SUPPLIED MATERIAL:
----------------
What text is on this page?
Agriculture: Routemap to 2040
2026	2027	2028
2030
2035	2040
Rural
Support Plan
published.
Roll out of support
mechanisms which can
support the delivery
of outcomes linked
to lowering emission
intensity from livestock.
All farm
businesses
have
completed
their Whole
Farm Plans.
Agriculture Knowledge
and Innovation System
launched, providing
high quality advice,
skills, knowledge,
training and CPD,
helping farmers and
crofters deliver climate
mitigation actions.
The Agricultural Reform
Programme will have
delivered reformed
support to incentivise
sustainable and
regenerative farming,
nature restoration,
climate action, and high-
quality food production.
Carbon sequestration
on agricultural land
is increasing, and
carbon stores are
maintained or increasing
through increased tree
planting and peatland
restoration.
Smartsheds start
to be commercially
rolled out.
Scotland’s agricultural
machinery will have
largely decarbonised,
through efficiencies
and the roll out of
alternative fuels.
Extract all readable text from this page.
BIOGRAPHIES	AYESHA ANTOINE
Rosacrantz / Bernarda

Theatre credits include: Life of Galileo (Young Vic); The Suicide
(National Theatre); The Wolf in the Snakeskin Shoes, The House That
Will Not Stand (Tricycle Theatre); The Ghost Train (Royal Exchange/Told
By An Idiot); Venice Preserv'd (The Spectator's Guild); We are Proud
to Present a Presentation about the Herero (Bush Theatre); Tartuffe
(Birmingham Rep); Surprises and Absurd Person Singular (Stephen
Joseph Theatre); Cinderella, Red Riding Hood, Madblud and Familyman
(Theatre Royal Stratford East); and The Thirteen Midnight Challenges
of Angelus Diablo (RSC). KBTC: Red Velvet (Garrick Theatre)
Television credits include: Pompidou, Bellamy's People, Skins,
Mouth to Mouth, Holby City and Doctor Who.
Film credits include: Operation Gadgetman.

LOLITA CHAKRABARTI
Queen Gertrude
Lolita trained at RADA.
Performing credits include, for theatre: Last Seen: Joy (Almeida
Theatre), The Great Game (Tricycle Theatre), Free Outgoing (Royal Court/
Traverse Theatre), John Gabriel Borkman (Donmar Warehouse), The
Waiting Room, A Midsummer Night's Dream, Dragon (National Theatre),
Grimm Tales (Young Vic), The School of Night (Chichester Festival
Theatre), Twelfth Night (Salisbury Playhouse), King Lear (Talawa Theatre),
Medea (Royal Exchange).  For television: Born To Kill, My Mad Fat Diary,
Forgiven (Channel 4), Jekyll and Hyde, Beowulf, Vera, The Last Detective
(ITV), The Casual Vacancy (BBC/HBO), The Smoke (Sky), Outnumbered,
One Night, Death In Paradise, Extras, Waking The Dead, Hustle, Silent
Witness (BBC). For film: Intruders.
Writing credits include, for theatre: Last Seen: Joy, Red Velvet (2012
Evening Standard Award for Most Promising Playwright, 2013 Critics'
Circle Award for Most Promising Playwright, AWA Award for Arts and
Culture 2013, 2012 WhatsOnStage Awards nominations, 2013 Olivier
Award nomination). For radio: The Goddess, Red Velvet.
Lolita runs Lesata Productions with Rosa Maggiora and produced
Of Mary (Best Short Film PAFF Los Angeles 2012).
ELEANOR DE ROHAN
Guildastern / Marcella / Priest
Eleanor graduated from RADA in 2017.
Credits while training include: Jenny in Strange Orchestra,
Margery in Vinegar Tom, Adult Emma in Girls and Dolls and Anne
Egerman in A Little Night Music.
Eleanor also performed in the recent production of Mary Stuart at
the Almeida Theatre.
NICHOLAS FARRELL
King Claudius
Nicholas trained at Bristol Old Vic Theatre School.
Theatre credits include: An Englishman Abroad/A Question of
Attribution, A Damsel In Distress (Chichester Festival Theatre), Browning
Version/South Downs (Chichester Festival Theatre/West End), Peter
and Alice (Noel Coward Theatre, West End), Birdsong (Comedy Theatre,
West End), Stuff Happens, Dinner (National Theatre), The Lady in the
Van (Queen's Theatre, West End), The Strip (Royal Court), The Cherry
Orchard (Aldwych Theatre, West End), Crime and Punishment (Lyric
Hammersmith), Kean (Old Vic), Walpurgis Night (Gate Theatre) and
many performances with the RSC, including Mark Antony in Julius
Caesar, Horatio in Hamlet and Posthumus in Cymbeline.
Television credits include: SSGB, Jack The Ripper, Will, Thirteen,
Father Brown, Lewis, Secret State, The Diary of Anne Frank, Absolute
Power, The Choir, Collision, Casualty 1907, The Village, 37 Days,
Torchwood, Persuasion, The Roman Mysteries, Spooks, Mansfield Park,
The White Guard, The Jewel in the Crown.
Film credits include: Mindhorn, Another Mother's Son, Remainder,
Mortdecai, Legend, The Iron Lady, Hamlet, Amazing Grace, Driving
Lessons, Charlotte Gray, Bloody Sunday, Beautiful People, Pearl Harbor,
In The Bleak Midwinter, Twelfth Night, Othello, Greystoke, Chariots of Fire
----------------
Emit the full listing verbatim.

OUTPUT:
What text is on this page?
Agriculture: Routemap to 2040
2026	2027	2028
2030
2035	2040
Rural
Support Plan
published.
Roll out of support
mechanisms which can
support the delivery
of outcomes linked
to lowering emission
intensity from livestock.
All farm
businesses
have
completed
their Whole
Farm Plans.
Agriculture Knowledge
and Innovation System
launched, providing
high quality advice,
skills, knowledge,
training and CPD,
helping farmers and
crofters deliver climate
mitigation actions.
The Agricultural Reform
Programme will have
delivered reformed
support to incentivise
sustainable and
regenerative farming,
nature restoration,
climate action, and high-
quality food production.
Carbon sequestration
on agricultural land
is increasing, and
carbon stores are
maintained or increasing
through increased tree
planting and peatland
restoration.
Smartsheds start
to be commercially
rolled out.
Scotland’s agricultural
machinery will have
largely decarbonised,
through efficiencies
and the roll out of
alternative fuels.
Extract all readable text from this page.
BIOGRAPHIES	AYESHA ANTOINE
Rosacrantz / Bernarda

Theatre credits include: Life of Galileo (Young Vic); The Suicide
(National Theatre); The Wolf in the Snakeskin Shoes, The House That
Will Not Stand (Tricycle Theatre); The Ghost Train (Royal Exchange/Told
By An Idiot); Venice Preserv'd (The Spectator's Guild); We are Proud
to Present a Presentation about the Herero (Bush Theatre); Tartuffe
(Birmingham Rep); Surprises and Absurd Person Singular (Stephen
Joseph Theatre); Cinderella, Red Riding Hood, Madblud and Familyman
(Theatre Royal Stratford East); and The Thirteen Midnight Challenges
of Angelus Diablo (RSC). KBTC: Red Velvet (Garrick Theatre)
Television credits include: Pompidou, Bellamy's People, Skins,
Mouth to Mouth, Holby City and Doctor Who.
Film credits include: Operation Gadgetman.

LOLITA CHAKRABARTI
Queen Gertrude
Lolita trained at RADA.
Performing credits include, for theatre: Last Seen: Joy (Almeida
Theatre), The Great Game (Tricycle Theatre), Free Outgoing (Royal Court/
Traverse Theatre), John Gabriel Borkman (Donmar Warehouse), The
Waiting Room, A Midsummer Night's Dream, Dragon (National Theatre),
Grimm Tales (Young Vic), The School of Night (Chichester Festival
Theatre), Twelfth Night (Salisbury Playhouse), King Lear (Talawa Theatre),
Medea (Royal Exchange).  For television: Born To Kill, My Mad Fat Diary,
Forgiven (Channel 4), Jekyll and Hyde, Beowulf, Vera, The Last Detective
(ITV), The Casual Vacancy (BBC/HBO), The Smoke (Sky), Outnumbered,
One Night, Death In Paradise, Extras, Waking The Dead, Hustle, Silent
Witness (BBC). For film: Intruders.
Writing credits include, for theatre: Last Seen: Joy, Red Velvet (2012
Evening Standard Award for Most Promising Playwright, 2013 Critics'
Circle Award for Most Promising Playwright, AWA Award for Arts and
Culture 2013, 2012 WhatsOnStage Awards nominations, 2013 Olivier
Award nomination). For radio: The Goddess, Red Velvet.
Lolita runs Lesata Productions with Rosa Maggiora and produced
Of Mary (Best Short Film PAFF Los Angeles 2012).
ELEANOR DE ROHAN
Guildastern / Marcella / Priest
Eleanor graduated from RADA in 2017.
Credits while training include: Jenny in Strange Orchestra,
Margery in Vinegar Tom, Adult Emma in Girls and Dolls and Anne
Egerman in A Little Night Music.
Eleanor also performed in the recent production of Mary Stuart at
the Almeida Theatre.
NICHOLAS FARRELL
King Claudius
Nicholas trained at Bristol Old Vic Theatre School.
Theatre credits include: An Englishman Abroad/A Question of
Attribution, A Damsel In Distress (Chichester Festival Theatre), Browning
Version/South Downs (Chichester Festival Theatre/West End), Peter
and Alice (Noel Coward Theatre, West End), Birdsong (Comedy Theatre,
West End), Stuff Happens, Dinner (National Theatre), The Lady in the
Van (Queen's Theatre, West End), The Strip (Royal Court), The Cherry
Orchard (Aldwych Theatre, West End), Crime and Punishment (Lyric
Hammersmith), Kean (Old Vic), Walpurgis Night (Gate Theatre) and
many performances with the RSC, including Mark Antony in Julius
Caesar, Horatio in Hamlet and Posthumus in Cymbeline.
Television credits include: SSGB, Jack The Ripper, Will, Thirteen,
Father Brown, Lewis, Secret State, The Diary of Anne Frank, Absolute
Power, The Choir, Collision, Casualty 1907, The Village, 37 Days,
Torchwood, Persuasion, The Roman Mysteries, Spooks, Mansfield Park,
The White Guard, The Jewel in the Crown.
Film credits include: Mindhorn, Another Mother's Son, Remainder,
Mortdecai, Legend, The Iron Lady, Hamlet, Amazing Grace, Driving
Lessons, Charlotte Gray, Bloody Sunday, Beautiful People, Pearl Harbor,
In The Bleak Midwinter, Twelfth Night, Othello, Greystoke, Chariots of Fire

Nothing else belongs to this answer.